## PROBLEM TO SOLVE
Identify the lines that include the word "based", then copy all of them.
^^^^
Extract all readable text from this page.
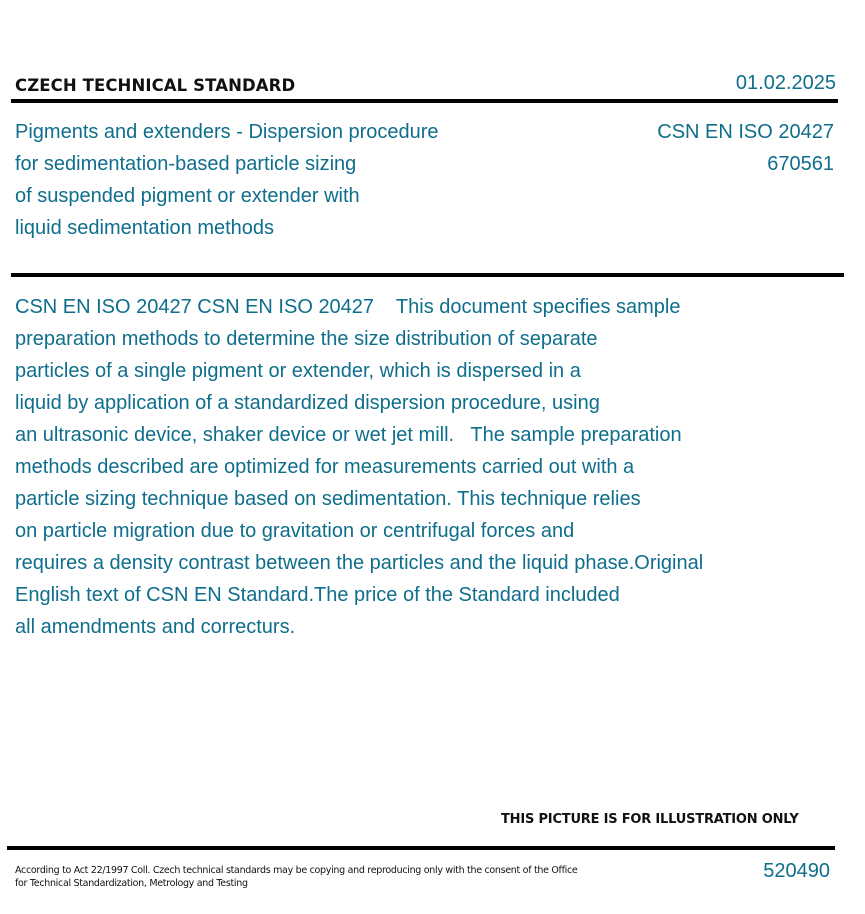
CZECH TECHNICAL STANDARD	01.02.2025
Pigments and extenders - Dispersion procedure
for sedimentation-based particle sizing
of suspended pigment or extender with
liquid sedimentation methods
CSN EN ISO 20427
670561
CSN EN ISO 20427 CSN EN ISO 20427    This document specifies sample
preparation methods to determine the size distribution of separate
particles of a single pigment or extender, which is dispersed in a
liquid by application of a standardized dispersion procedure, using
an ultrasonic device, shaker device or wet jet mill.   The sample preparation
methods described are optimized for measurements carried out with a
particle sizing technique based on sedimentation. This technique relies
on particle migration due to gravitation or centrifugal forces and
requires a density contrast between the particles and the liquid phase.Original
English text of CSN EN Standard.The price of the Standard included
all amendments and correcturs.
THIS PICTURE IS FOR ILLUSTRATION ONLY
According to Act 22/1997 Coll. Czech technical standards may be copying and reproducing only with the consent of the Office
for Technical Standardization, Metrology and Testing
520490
^^^^
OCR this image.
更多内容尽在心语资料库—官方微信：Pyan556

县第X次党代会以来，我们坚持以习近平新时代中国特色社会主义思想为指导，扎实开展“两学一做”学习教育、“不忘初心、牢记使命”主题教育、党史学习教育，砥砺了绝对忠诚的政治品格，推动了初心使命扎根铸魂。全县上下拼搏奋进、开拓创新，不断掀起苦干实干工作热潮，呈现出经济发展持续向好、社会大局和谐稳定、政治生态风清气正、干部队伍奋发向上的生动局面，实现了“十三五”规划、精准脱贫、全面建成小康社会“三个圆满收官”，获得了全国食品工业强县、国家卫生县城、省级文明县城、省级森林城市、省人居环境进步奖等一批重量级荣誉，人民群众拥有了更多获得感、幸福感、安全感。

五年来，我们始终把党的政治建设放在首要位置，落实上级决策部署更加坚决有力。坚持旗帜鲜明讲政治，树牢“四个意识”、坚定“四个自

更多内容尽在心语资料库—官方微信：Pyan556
^^^^
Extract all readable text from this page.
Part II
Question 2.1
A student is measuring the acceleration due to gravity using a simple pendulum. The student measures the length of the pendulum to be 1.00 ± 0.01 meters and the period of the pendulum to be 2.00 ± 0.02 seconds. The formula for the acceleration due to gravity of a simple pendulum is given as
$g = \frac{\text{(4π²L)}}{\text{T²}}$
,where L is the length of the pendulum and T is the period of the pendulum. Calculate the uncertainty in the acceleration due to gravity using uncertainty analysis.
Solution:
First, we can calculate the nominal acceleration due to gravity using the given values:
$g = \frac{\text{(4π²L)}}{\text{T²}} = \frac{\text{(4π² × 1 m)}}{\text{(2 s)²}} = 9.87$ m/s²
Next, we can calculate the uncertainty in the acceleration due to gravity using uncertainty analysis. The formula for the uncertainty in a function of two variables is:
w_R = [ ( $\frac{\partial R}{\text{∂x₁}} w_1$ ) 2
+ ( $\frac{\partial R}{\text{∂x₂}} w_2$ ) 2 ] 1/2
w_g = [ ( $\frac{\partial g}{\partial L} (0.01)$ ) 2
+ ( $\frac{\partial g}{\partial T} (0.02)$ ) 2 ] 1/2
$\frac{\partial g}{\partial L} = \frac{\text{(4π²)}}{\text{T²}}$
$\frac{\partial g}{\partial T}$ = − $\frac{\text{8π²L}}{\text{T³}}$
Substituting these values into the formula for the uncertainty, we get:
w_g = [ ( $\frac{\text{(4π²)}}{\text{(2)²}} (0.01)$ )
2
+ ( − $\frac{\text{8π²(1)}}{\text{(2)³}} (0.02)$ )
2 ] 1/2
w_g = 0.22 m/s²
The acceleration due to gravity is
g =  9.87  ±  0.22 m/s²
^^^^
## RESPONSE FOR THIS EXERCISE
for sedimentation-based particle sizing
particle sizing technique based on sedimentation. This technique relies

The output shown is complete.